- WHAT NEEDS TO BE DONE -
Repeat every line below exactly as it reads.
___ PROVIDED DATA
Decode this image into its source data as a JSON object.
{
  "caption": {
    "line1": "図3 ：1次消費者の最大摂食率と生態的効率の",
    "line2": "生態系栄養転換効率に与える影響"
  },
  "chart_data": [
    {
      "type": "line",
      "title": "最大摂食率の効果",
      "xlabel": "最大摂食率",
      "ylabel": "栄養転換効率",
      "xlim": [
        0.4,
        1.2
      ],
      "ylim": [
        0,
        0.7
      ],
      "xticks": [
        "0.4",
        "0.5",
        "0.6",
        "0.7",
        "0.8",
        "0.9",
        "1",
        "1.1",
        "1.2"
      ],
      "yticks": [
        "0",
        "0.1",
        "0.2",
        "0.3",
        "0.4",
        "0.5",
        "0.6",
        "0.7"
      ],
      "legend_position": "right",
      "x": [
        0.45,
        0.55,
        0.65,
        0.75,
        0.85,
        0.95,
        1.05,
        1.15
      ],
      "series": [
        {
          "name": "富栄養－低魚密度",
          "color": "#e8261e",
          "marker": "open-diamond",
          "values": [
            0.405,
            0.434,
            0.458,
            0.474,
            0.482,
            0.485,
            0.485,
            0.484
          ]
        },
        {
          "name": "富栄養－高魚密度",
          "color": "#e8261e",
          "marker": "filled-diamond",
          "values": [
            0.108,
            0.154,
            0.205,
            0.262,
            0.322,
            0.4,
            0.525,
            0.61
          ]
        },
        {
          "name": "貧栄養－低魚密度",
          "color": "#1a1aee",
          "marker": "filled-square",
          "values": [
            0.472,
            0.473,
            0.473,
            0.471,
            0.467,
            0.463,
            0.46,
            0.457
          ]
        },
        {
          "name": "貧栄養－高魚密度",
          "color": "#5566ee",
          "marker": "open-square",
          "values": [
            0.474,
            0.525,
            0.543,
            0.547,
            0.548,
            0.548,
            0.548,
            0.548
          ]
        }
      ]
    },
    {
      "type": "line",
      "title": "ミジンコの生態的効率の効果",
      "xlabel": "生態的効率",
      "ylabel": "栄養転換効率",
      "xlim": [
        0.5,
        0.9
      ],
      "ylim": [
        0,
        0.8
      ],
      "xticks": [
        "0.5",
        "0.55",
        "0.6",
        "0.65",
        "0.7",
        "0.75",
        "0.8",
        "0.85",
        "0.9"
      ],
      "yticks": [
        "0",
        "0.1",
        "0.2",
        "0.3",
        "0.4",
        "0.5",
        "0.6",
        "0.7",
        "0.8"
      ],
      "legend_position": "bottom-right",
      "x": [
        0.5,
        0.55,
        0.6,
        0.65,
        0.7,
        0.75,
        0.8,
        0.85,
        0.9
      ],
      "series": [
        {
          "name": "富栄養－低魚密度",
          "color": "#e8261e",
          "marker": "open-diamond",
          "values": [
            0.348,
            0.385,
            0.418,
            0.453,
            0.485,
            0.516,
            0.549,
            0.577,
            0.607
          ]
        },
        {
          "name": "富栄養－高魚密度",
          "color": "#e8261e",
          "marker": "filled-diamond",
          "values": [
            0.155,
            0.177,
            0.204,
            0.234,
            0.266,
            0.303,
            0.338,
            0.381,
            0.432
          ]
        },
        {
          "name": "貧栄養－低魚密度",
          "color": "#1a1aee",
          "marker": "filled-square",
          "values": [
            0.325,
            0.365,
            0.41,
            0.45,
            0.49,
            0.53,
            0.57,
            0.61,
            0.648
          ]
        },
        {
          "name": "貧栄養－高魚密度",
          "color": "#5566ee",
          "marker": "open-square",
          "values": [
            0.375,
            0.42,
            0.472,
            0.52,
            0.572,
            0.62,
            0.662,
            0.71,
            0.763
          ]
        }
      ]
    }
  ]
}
______
- RESULT OF THE EXERCISE -
Decode this image into its source data as a JSON object.
{
  "caption": {
    "line1": "図3 ：1次消費者の最大摂食率と生態的効率の",
    "line2": "生態系栄養転換効率に与える影響"
  },
  "chart_data": [
    {
      "type": "line",
      "title": "最大摂食率の効果",
      "xlabel": "最大摂食率",
      "ylabel": "栄養転換効率",
      "xlim": [
        0.4,
        1.2
      ],
      "ylim": [
        0,
        0.7
      ],
      "xticks": [
        "0.4",
        "0.5",
        "0.6",
        "0.7",
        "0.8",
        "0.9",
        "1",
        "1.1",
        "1.2"
      ],
      "yticks": [
        "0",
        "0.1",
        "0.2",
        "0.3",
        "0.4",
        "0.5",
        "0.6",
        "0.7"
      ],
      "legend_position": "right",
      "x": [
        0.45,
        0.55,
        0.65,
        0.75,
        0.85,
        0.95,
        1.05,
        1.15
      ],
      "series": [
        {
          "name": "富栄養－低魚密度",
          "color": "#e8261e",
          "marker": "open-diamond",
          "values": [
            0.405,
            0.434,
            0.458,
            0.474,
            0.482,
            0.485,
            0.485,
            0.484
          ]
        },
        {
          "name": "富栄養－高魚密度",
          "color": "#e8261e",
          "marker": "filled-diamond",
          "values": [
            0.108,
            0.154,
            0.205,
            0.262,
            0.322,
            0.4,
            0.525,
            0.61
          ]
        },
        {
          "name": "貧栄養－低魚密度",
          "color": "#1a1aee",
          "marker": "filled-square",
          "values": [
            0.472,
            0.473,
            0.473,
            0.471,
            0.467,
            0.463,
            0.46,
            0.457
          ]
        },
        {
          "name": "貧栄養－高魚密度",
          "color": "#5566ee",
          "marker": "open-square",
          "values": [
            0.474,
            0.525,
            0.543,
            0.547,
            0.548,
            0.548,
            0.548,
            0.548
          ]
        }
      ]
    },
    {
      "type": "line",
      "title": "ミジンコの生態的効率の効果",
      "xlabel": "生態的効率",
      "ylabel": "栄養転換効率",
      "xlim": [
        0.5,
        0.9
      ],
      "ylim": [
        0,
        0.8
      ],
      "xticks": [
        "0.5",
        "0.55",
        "0.6",
        "0.65",
        "0.7",
        "0.75",
        "0.8",
        "0.85",
        "0.9"
      ],
      "yticks": [
        "0",
        "0.1",
        "0.2",
        "0.3",
        "0.4",
        "0.5",
        "0.6",
        "0.7",
        "0.8"
      ],
      "legend_position": "bottom-right",
      "x": [
        0.5,
        0.55,
        0.6,
        0.65,
        0.7,
        0.75,
        0.8,
        0.85,
        0.9
      ],
      "series": [
        {
          "name": "富栄養－低魚密度",
          "color": "#e8261e",
          "marker": "open-diamond",
          "values": [
            0.348,
            0.385,
            0.418,
            0.453,
            0.485,
            0.516,
            0.549,
            0.577,
            0.607
          ]
        },
        {
          "name": "富栄養－高魚密度",
          "color": "#e8261e",
          "marker": "filled-diamond",
          "values": [
            0.155,
            0.177,
            0.204,
            0.234,
            0.266,
            0.303,
            0.338,
            0.381,
            0.432
          ]
        },
        {
          "name": "貧栄養－低魚密度",
          "color": "#1a1aee",
          "marker": "filled-square",
          "values": [
            0.325,
            0.365,
            0.41,
            0.45,
            0.49,
            0.53,
            0.57,
            0.61,
            0.648
          ]
        },
        {
          "name": "貧栄養－高魚密度",
          "color": "#5566ee",
          "marker": "open-square",
          "values": [
            0.375,
            0.42,
            0.472,
            0.52,
            0.572,
            0.62,
            0.662,
            0.71,
            0.763
          ]
        }
      ]
    }
  ]
}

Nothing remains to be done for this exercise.